## THE TASK
All of the data should be repeated exactly; pictures are not part of the copy.

++++ DATA EXTRACT ++++

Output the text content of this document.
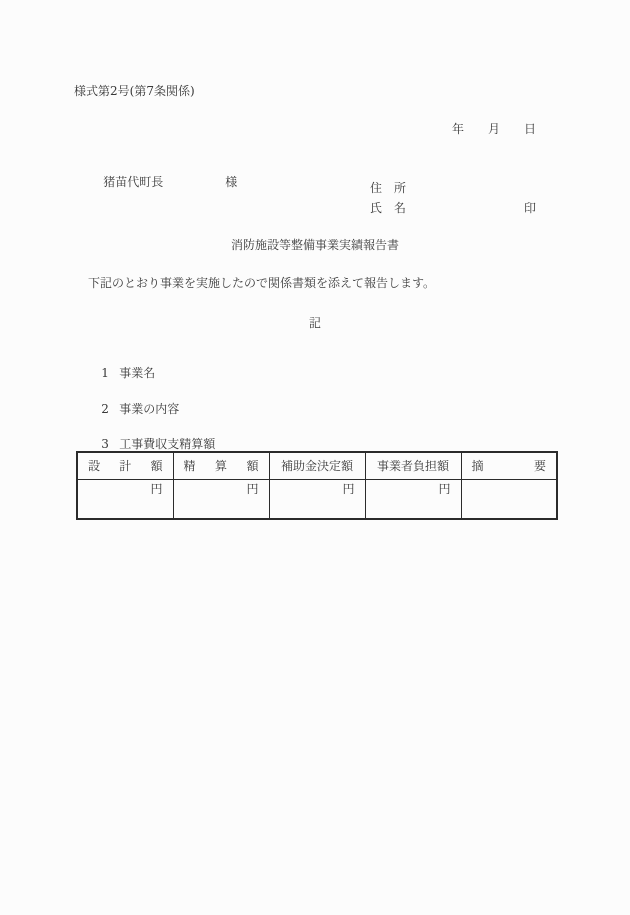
様式第2号(第7条関係)
年　　月　　日

猪苗代町長	様
	住　所
氏　名	印
消防施設等整備事業実績報告書
下記のとおり事業を実施したので関係書類を添えて報告します。
記

1 事業名

2 事業の内容

3 工事費収支精算額

設 計 額	精 算 額	補助金決定額	事業者負担額	摘 要
円	円	円	円	
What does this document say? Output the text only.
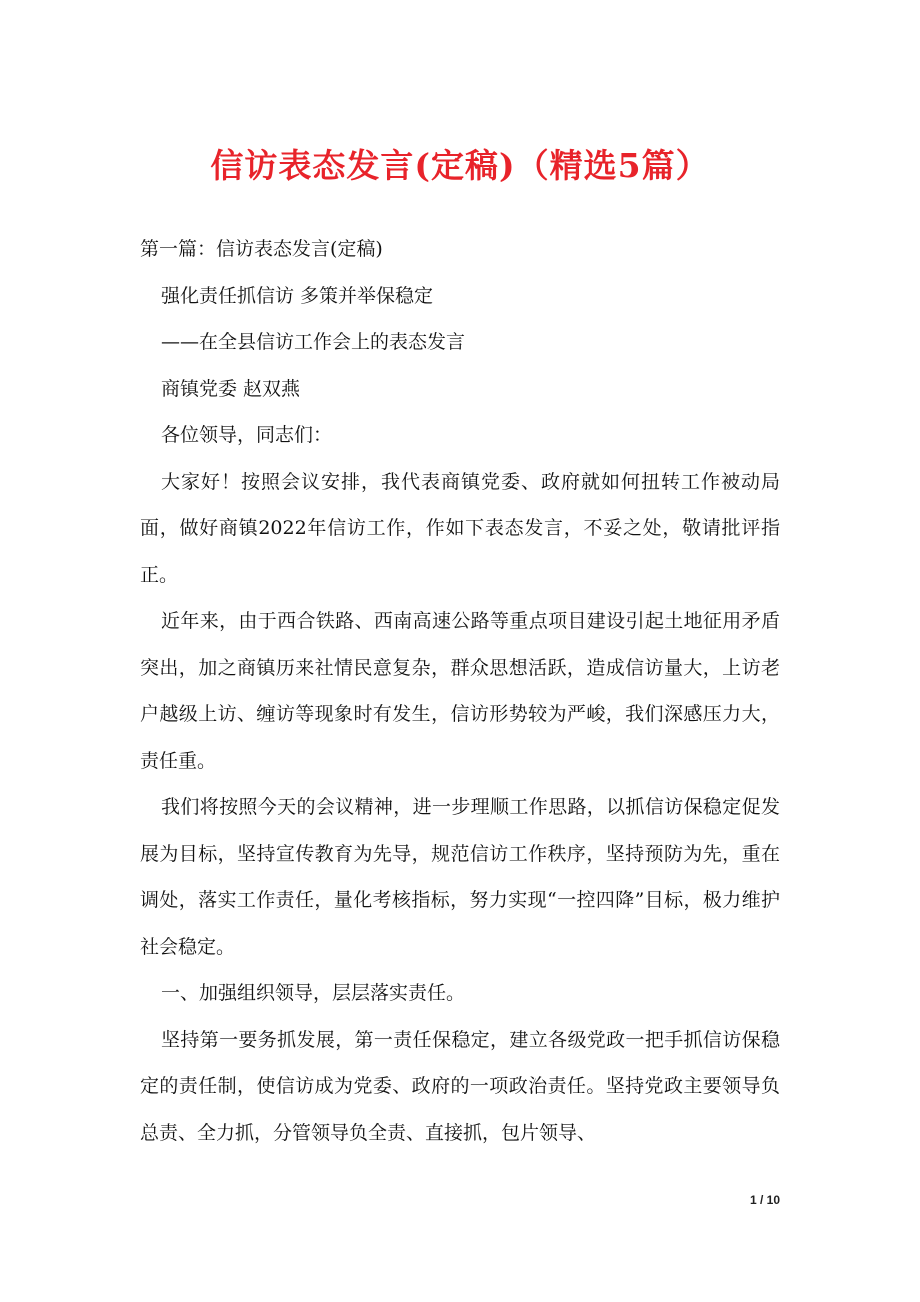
信访表态发言(定稿)（精选5篇）

第一篇：信访表态发言(定稿)

强化责任抓信访 多策并举保稳定

——在全县信访工作会上的表态发言

商镇党委 赵双燕

各位领导，同志们：

大家好！按照会议安排，我代表商镇党委、政府就如何扭转工作被动局面，做好商镇2022年信访工作，作如下表态发言，不妥之处，敬请批评指正。

近年来，由于西合铁路、西南高速公路等重点项目建设引起土地征用矛盾突出，加之商镇历来社情民意复杂，群众思想活跃，造成信访量大，上访老户越级上访、缠访等现象时有发生，信访形势较为严峻，我们深感压力大，责任重。

我们将按照今天的会议精神，进一步理顺工作思路，以抓信访保稳定促发展为目标，坚持宣传教育为先导，规范信访工作秩序，坚持预防为先，重在调处，落实工作责任，量化考核指标，努力实现“一控四降”目标，极力维护社会稳定。

一、加强组织领导，层层落实责任。

坚持第一要务抓发展，第一责任保稳定，建立各级党政一把手抓信访保稳定的责任制，使信访成为党委、政府的一项政治责任。坚持党政主要领导负总责、全力抓，分管领导负全责、直接抓，包片领导、

1 / 10
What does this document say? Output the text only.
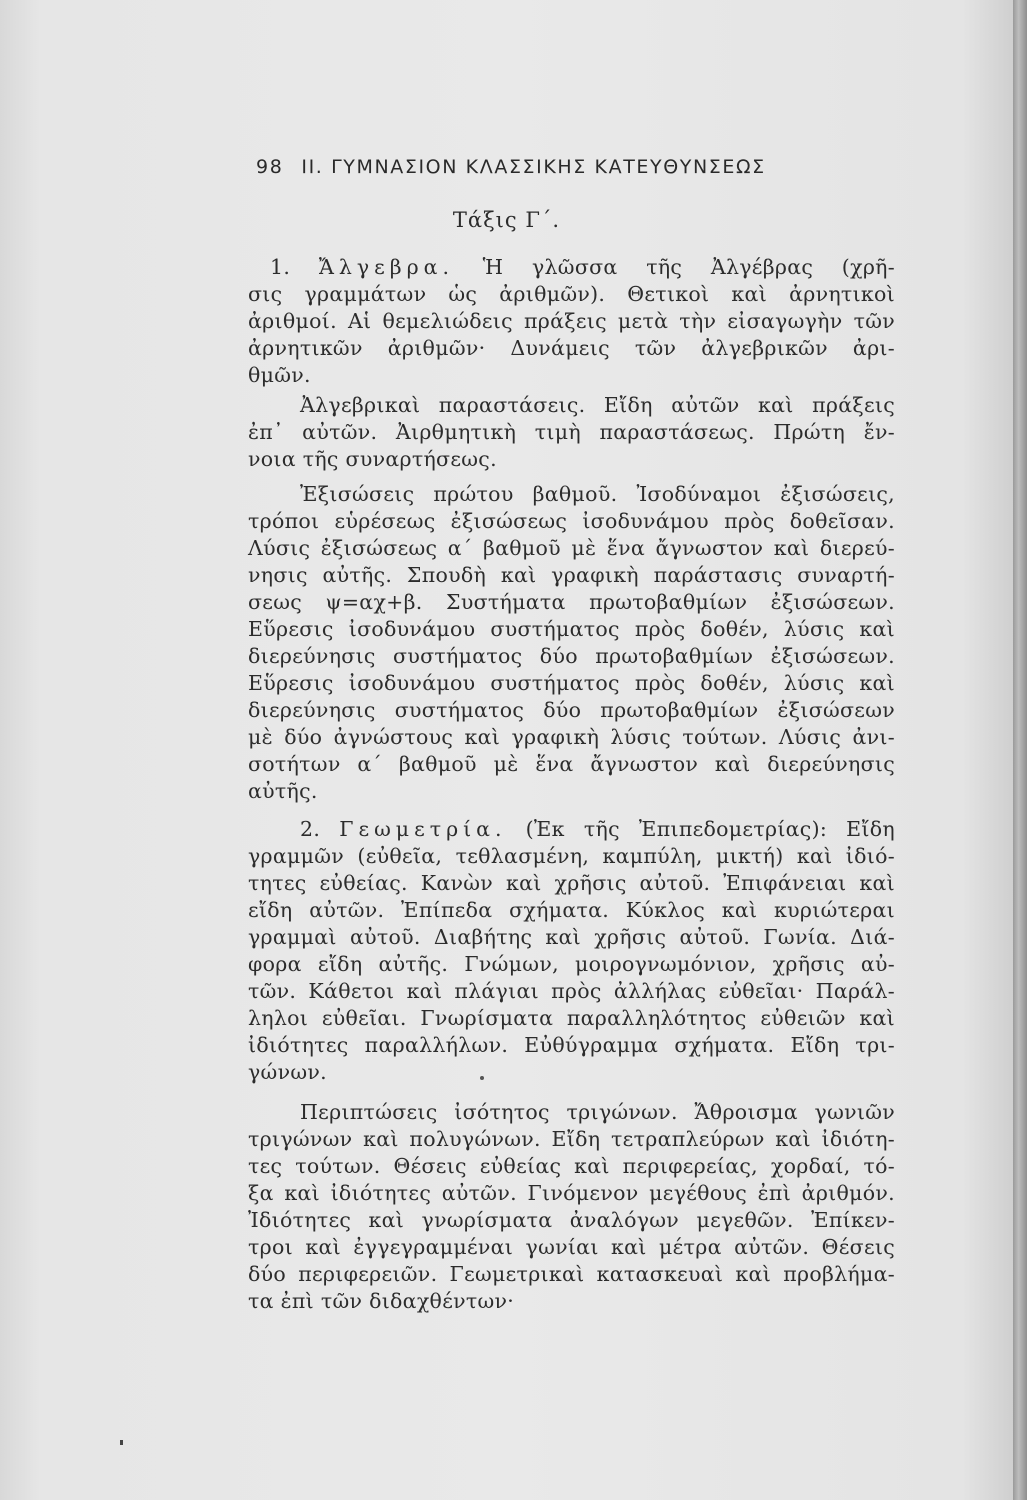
98 ΙΙ. ΓΥΜΝΑΣΙΟΝ ΚΛΑΣΣΙΚΗΣ ΚΑΤΕΥΘΥΝΣΕΩΣ
Τάξις Γ΄.
1. Ἄλγεβρα. Ἡ γλῶσσα τῆς Ἀλγέβρας (χρῆ-
σις γραμμάτων ὡς ἀριθμῶν). Θετικοὶ καὶ ἀρνητικοὶ
ἀριθμοί. Αἱ θεμελιώδεις πράξεις μετὰ τὴν εἰσαγωγὴν τῶν
ἀρνητικῶν ἀριθμῶν· Δυνάμεις τῶν ἀλγεβρικῶν ἀρι-
θμῶν.
Ἀλγεβρικαὶ παραστάσεις. Εἴδη αὐτῶν καὶ πράξεις
ἐπ᾽ αὐτῶν. Ἀιρθμητικὴ τιμὴ παραστάσεως. Πρώτη ἔν-
νοια τῆς συναρτήσεως.
Ἐξισώσεις πρώτου βαθμοῦ. Ἰσοδύναμοι ἐξισώσεις,
τρόποι εὑρέσεως ἐξισώσεως ἰσοδυνάμου πρὸς δοθεῖσαν.
Λύσις ἐξισώσεως α΄ βαθμοῦ μὲ ἕνα ἄγνωστον καὶ διερεύ-
νησις αὐτῆς. Σπουδὴ καὶ γραφικὴ παράστασις συναρτή-
σεως ψ=αχ+β. Συστήματα πρωτοβαθμίων ἐξισώσεων.
Εὕρεσις ἰσοδυνάμου συστήματος πρὸς δοθέν, λύσις καὶ
διερεύνησις συστήματος δύο πρωτοβαθμίων ἐξισώσεων.
Εὕρεσις ἰσοδυνάμου συστήματος πρὸς δοθέν, λύσις καὶ
διερεύνησις συστήματος δύο πρωτοβαθμίων ἐξισώσεων
μὲ δύο ἀγνώστους καὶ γραφικὴ λύσις τούτων. Λύσις ἀνι-
σοτήτων α΄ βαθμοῦ μὲ ἕνα ἄγνωστον καὶ διερεύνησις
αὐτῆς.
2. Γεωμετρία. (Ἐκ τῆς Ἐπιπεδομετρίας): Εἴδη
γραμμῶν (εὐθεῖα, τεθλασμένη, καμπύλη, μικτή) καὶ ἰδιό-
τητες εὐθείας. Κανὼν καὶ χρῆσις αὐτοῦ. Ἐπιφάνειαι καὶ
εἴδη αὐτῶν. Ἐπίπεδα σχήματα. Κύκλος καὶ κυριώτεραι
γραμμαὶ αὐτοῦ. Διαβήτης καὶ χρῆσις αὐτοῦ. Γωνία. Διά-
φορα εἴδη αὐτῆς. Γνώμων, μοιρογνωμόνιον, χρῆσις αὐ-
τῶν. Κάθετοι καὶ πλάγιαι πρὸς ἀλλήλας εὐθεῖαι· Παράλ-
ληλοι εὐθεῖαι. Γνωρίσματα παραλληλότητος εὐθειῶν καὶ
ἰδιότητες παραλλήλων. Εὐθύγραμμα σχήματα. Εἴδη τρι-
γώνων.
Περιπτώσεις ἰσότητος τριγώνων. Ἄθροισμα γωνιῶν
τριγώνων καὶ πολυγώνων. Εἴδη τετραπλεύρων καὶ ἰδιότη-
τες τούτων. Θέσεις εὐθείας καὶ περιφερείας, χορδαί, τό-
ξα καὶ ἰδιότητες αὐτῶν. Γινόμενον μεγέθους ἐπὶ ἀριθμόν.
Ἰδιότητες καὶ γνωρίσματα ἀναλόγων μεγεθῶν. Ἐπίκεν-
τροι καὶ ἐγγεγραμμέναι γωνίαι καὶ μέτρα αὐτῶν. Θέσεις
δύο περιφερειῶν. Γεωμετρικαὶ κατασκευαὶ καὶ προβλήμα-
τα ἐπὶ τῶν διδαχθέντων·
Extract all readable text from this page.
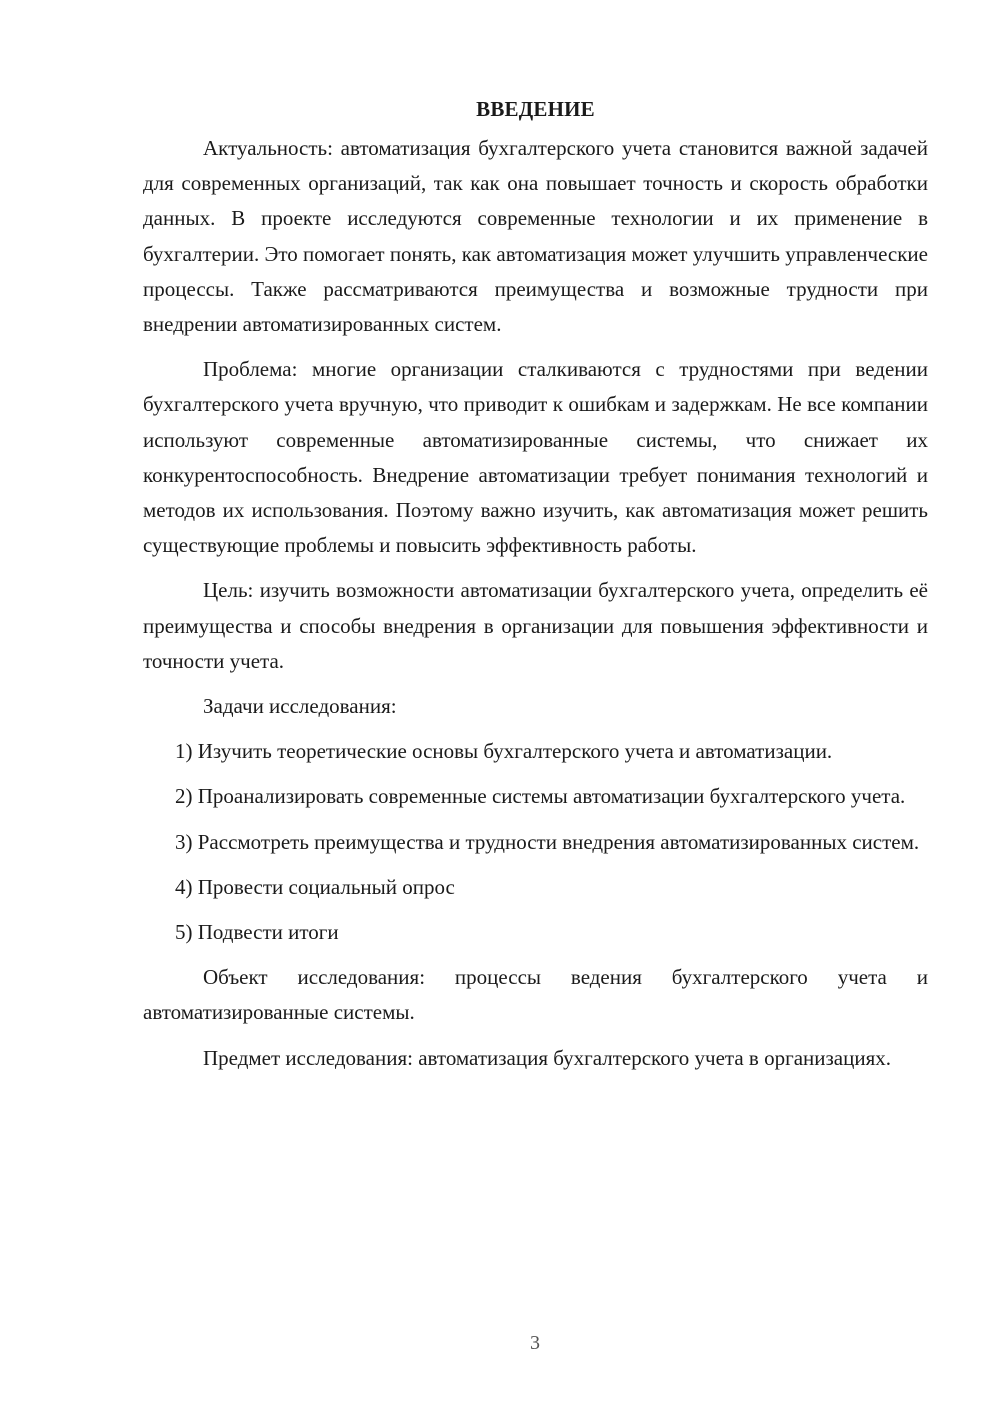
ВВЕДЕНИЕ

Актуальность: автоматизация бухгалтерского учета становится важной задачей для современных организаций, так как она повышает точность и скорость обработки данных. В проекте исследуются современные технологии и их применение в бухгалтерии. Это помогает понять, как автоматизация может улучшить управленческие процессы. Также рассматриваются преимущества и возможные трудности при внедрении автоматизированных систем.

Проблема: многие организации сталкиваются с трудностями при ведении бухгалтерского учета вручную, что приводит к ошибкам и задержкам. Не все компании используют современные автоматизированные системы, что снижает их конкурентоспособность. Внедрение автоматизации требует понимания технологий и методов их использования. Поэтому важно изучить, как автоматизация может решить существующие проблемы и повысить эффективность работы.

Цель: изучить возможности автоматизации бухгалтерского учета, определить её преимущества и способы внедрения в организации для повышения эффективности и точности учета.

Задачи исследования:

1) Изучить теоретические основы бухгалтерского учета и автоматизации.

2) Проанализировать современные системы автоматизации бухгалтерского учета.

3) Рассмотреть преимущества и трудности внедрения автоматизированных систем.

4) Провести социальный опрос

5) Подвести итоги

Объект исследования: процессы ведения бухгалтерского учета и автоматизированные системы.

Предмет исследования: автоматизация бухгалтерского учета в организациях.

3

++++

## EXERCISE RESULT
Output the text content of this document.
様式第2号(第7条関係)
年　　月　　日

猪苗代町長	様
	住　所
氏　名	印
消防施設等整備事業実績報告書
下記のとおり事業を実施したので関係書類を添えて報告します。
記

1 事業名

2 事業の内容

3 工事費収支精算額

設 計 額	精 算 額	補助金決定額	事業者負担額	摘 要
円	円	円	円	
What does this document say? Output the text only.
信访表态发言(定稿)（精选5篇）

第一篇：信访表态发言(定稿)

强化责任抓信访 多策并举保稳定

——在全县信访工作会上的表态发言

商镇党委 赵双燕

各位领导，同志们：

大家好！按照会议安排，我代表商镇党委、政府就如何扭转工作被动局面，做好商镇2022年信访工作，作如下表态发言，不妥之处，敬请批评指正。

近年来，由于西合铁路、西南高速公路等重点项目建设引起土地征用矛盾突出，加之商镇历来社情民意复杂，群众思想活跃，造成信访量大，上访老户越级上访、缠访等现象时有发生，信访形势较为严峻，我们深感压力大，责任重。

我们将按照今天的会议精神，进一步理顺工作思路，以抓信访保稳定促发展为目标，坚持宣传教育为先导，规范信访工作秩序，坚持预防为先，重在调处，落实工作责任，量化考核指标，努力实现“一控四降”目标，极力维护社会稳定。

一、加强组织领导，层层落实责任。

坚持第一要务抓发展，第一责任保稳定，建立各级党政一把手抓信访保稳定的责任制，使信访成为党委、政府的一项政治责任。坚持党政主要领导负总责、全力抓，分管领导负全责、直接抓，包片领导、

1 / 10
What does this document say? Output the text only.
98 ΙΙ. ΓΥΜΝΑΣΙΟΝ ΚΛΑΣΣΙΚΗΣ ΚΑΤΕΥΘΥΝΣΕΩΣ
Τάξις Γ΄.
1. Ἄλγεβρα. Ἡ γλῶσσα τῆς Ἀλγέβρας (χρῆ-
σις γραμμάτων ὡς ἀριθμῶν). Θετικοὶ καὶ ἀρνητικοὶ
ἀριθμοί. Αἱ θεμελιώδεις πράξεις μετὰ τὴν εἰσαγωγὴν τῶν
ἀρνητικῶν ἀριθμῶν· Δυνάμεις τῶν ἀλγεβρικῶν ἀρι-
θμῶν.
Ἀλγεβρικαὶ παραστάσεις. Εἴδη αὐτῶν καὶ πράξεις
ἐπ᾽ αὐτῶν. Ἀιρθμητικὴ τιμὴ παραστάσεως. Πρώτη ἔν-
νοια τῆς συναρτήσεως.
Ἐξισώσεις πρώτου βαθμοῦ. Ἰσοδύναμοι ἐξισώσεις,
τρόποι εὑρέσεως ἐξισώσεως ἰσοδυνάμου πρὸς δοθεῖσαν.
Λύσις ἐξισώσεως α΄ βαθμοῦ μὲ ἕνα ἄγνωστον καὶ διερεύ-
νησις αὐτῆς. Σπουδὴ καὶ γραφικὴ παράστασις συναρτή-
σεως ψ=αχ+β. Συστήματα πρωτοβαθμίων ἐξισώσεων.
Εὕρεσις ἰσοδυνάμου συστήματος πρὸς δοθέν, λύσις καὶ
διερεύνησις συστήματος δύο πρωτοβαθμίων ἐξισώσεων.
Εὕρεσις ἰσοδυνάμου συστήματος πρὸς δοθέν, λύσις καὶ
διερεύνησις συστήματος δύο πρωτοβαθμίων ἐξισώσεων
μὲ δύο ἀγνώστους καὶ γραφικὴ λύσις τούτων. Λύσις ἀνι-
σοτήτων α΄ βαθμοῦ μὲ ἕνα ἄγνωστον καὶ διερεύνησις
αὐτῆς.
2. Γεωμετρία. (Ἐκ τῆς Ἐπιπεδομετρίας): Εἴδη
γραμμῶν (εὐθεῖα, τεθλασμένη, καμπύλη, μικτή) καὶ ἰδιό-
τητες εὐθείας. Κανὼν καὶ χρῆσις αὐτοῦ. Ἐπιφάνειαι καὶ
εἴδη αὐτῶν. Ἐπίπεδα σχήματα. Κύκλος καὶ κυριώτεραι
γραμμαὶ αὐτοῦ. Διαβήτης καὶ χρῆσις αὐτοῦ. Γωνία. Διά-
φορα εἴδη αὐτῆς. Γνώμων, μοιρογνωμόνιον, χρῆσις αὐ-
τῶν. Κάθετοι καὶ πλάγιαι πρὸς ἀλλήλας εὐθεῖαι· Παράλ-
ληλοι εὐθεῖαι. Γνωρίσματα παραλληλότητος εὐθειῶν καὶ
ἰδιότητες παραλλήλων. Εὐθύγραμμα σχήματα. Εἴδη τρι-
γώνων.
Περιπτώσεις ἰσότητος τριγώνων. Ἄθροισμα γωνιῶν
τριγώνων καὶ πολυγώνων. Εἴδη τετραπλεύρων καὶ ἰδιότη-
τες τούτων. Θέσεις εὐθείας καὶ περιφερείας, χορδαί, τό-
ξα καὶ ἰδιότητες αὐτῶν. Γινόμενον μεγέθους ἐπὶ ἀριθμόν.
Ἰδιότητες καὶ γνωρίσματα ἀναλόγων μεγεθῶν. Ἐπίκεν-
τροι καὶ ἐγγεγραμμέναι γωνίαι καὶ μέτρα αὐτῶν. Θέσεις
δύο περιφερειῶν. Γεωμετρικαὶ κατασκευαὶ καὶ προβλήμα-
τα ἐπὶ τῶν διδαχθέντων·
Extract all readable text from this page.
ВВЕДЕНИЕ

Актуальность: автоматизация бухгалтерского учета становится важной задачей для современных организаций, так как она повышает точность и скорость обработки данных. В проекте исследуются современные технологии и их применение в бухгалтерии. Это помогает понять, как автоматизация может улучшить управленческие процессы. Также рассматриваются преимущества и возможные трудности при внедрении автоматизированных систем.

Проблема: многие организации сталкиваются с трудностями при ведении бухгалтерского учета вручную, что приводит к ошибкам и задержкам. Не все компании используют современные автоматизированные системы, что снижает их конкурентоспособность. Внедрение автоматизации требует понимания технологий и методов их использования. Поэтому важно изучить, как автоматизация может решить существующие проблемы и повысить эффективность работы.

Цель: изучить возможности автоматизации бухгалтерского учета, определить её преимущества и способы внедрения в организации для повышения эффективности и точности учета.

Задачи исследования:

1) Изучить теоретические основы бухгалтерского учета и автоматизации.

2) Проанализировать современные системы автоматизации бухгалтерского учета.

3) Рассмотреть преимущества и трудности внедрения автоматизированных систем.

4) Провести социальный опрос

5) Подвести итоги

Объект исследования: процессы ведения бухгалтерского учета и автоматизированные системы.

Предмет исследования: автоматизация бухгалтерского учета в организациях.

3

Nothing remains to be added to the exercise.